> [Stored data entries]:
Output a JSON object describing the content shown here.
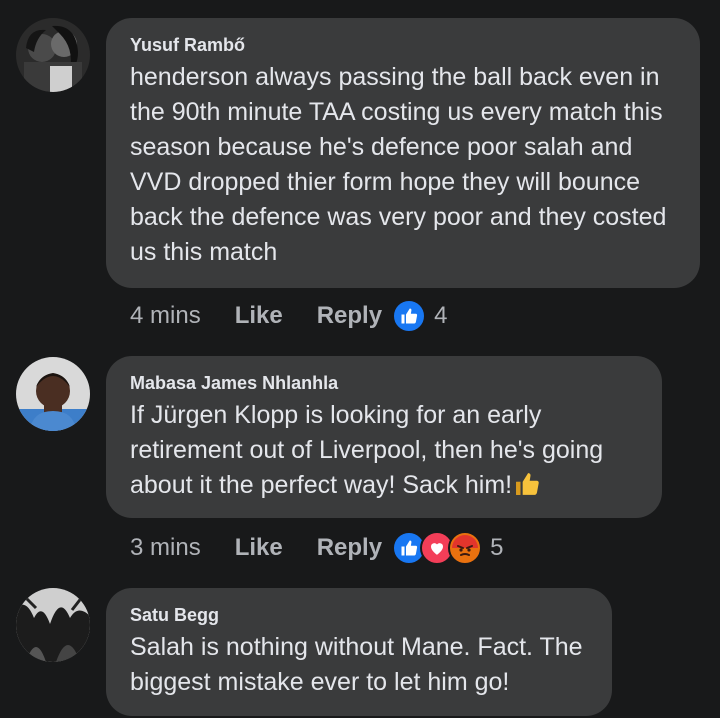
{
  "comments": [
    {
      "author": "Yusuf Rambő",
      "text": "henderson always passing the ball back even in the 90th minute TAA costing us every match this season because he's defence poor salah and VVD dropped thier form hope they will bounce back the defence was very poor and they costed us this match",
      "time": "4 mins",
      "like_label": "Like",
      "reply_label": "Reply",
      "reactions": [
        "like"
      ],
      "reaction_count": "4"
    },
    {
      "author": "Mabasa James Nhlanhla",
      "text": "If Jürgen Klopp is looking for an early retirement out of Liverpool, then he's going about it the perfect way! Sack him!",
      "time": "3 mins",
      "like_label": "Like",
      "reply_label": "Reply",
      "reactions": [
        "like",
        "love",
        "angry"
      ],
      "reaction_count": "5"
    },
    {
      "author": "Satu Begg",
      "text": "Salah is nothing without Mane. Fact. The biggest mistake ever to let him go!"
    }
  ],
  "colors": {
    "background": "#18191a",
    "bubble": "#3a3b3c",
    "text": "#e4e6eb",
    "secondary": "#b0b3b8",
    "like_blue": "#1877f2",
    "love_red": "#f33e58",
    "angry_orange": "#e9710f"
  },
  "icons": {
    "thumbs_up_emoji": "thumbs-up-emoji-icon",
    "like_reaction": "like-reaction-icon",
    "love_reaction": "love-reaction-icon",
    "angry_reaction": "angry-reaction-icon"
  }
}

> [Exercise goal]: Can you repeat every record above exactly, apart from the pictures?

> [Expected answer]:
Output a JSON object describing the content shown here.
{
  "comments": [
    {
      "author": "Yusuf Rambő",
      "text": "henderson always passing the ball back even in the 90th minute TAA costing us every match this season because he's defence poor salah and VVD dropped thier form hope they will bounce back the defence was very poor and they costed us this match",
      "time": "4 mins",
      "like_label": "Like",
      "reply_label": "Reply",
      "reactions": [
        "like"
      ],
      "reaction_count": "4"
    },
    {
      "author": "Mabasa James Nhlanhla",
      "text": "If Jürgen Klopp is looking for an early retirement out of Liverpool, then he's going about it the perfect way! Sack him!",
      "time": "3 mins",
      "like_label": "Like",
      "reply_label": "Reply",
      "reactions": [
        "like",
        "love",
        "angry"
      ],
      "reaction_count": "5"
    },
    {
      "author": "Satu Begg",
      "text": "Salah is nothing without Mane. Fact. The biggest mistake ever to let him go!"
    }
  ],
  "colors": {
    "background": "#18191a",
    "bubble": "#3a3b3c",
    "text": "#e4e6eb",
    "secondary": "#b0b3b8",
    "like_blue": "#1877f2",
    "love_red": "#f33e58",
    "angry_orange": "#e9710f"
  },
  "icons": {
    "thumbs_up_emoji": "thumbs-up-emoji-icon",
    "like_reaction": "like-reaction-icon",
    "love_reaction": "love-reaction-icon",
    "angry_reaction": "angry-reaction-icon"
  }
}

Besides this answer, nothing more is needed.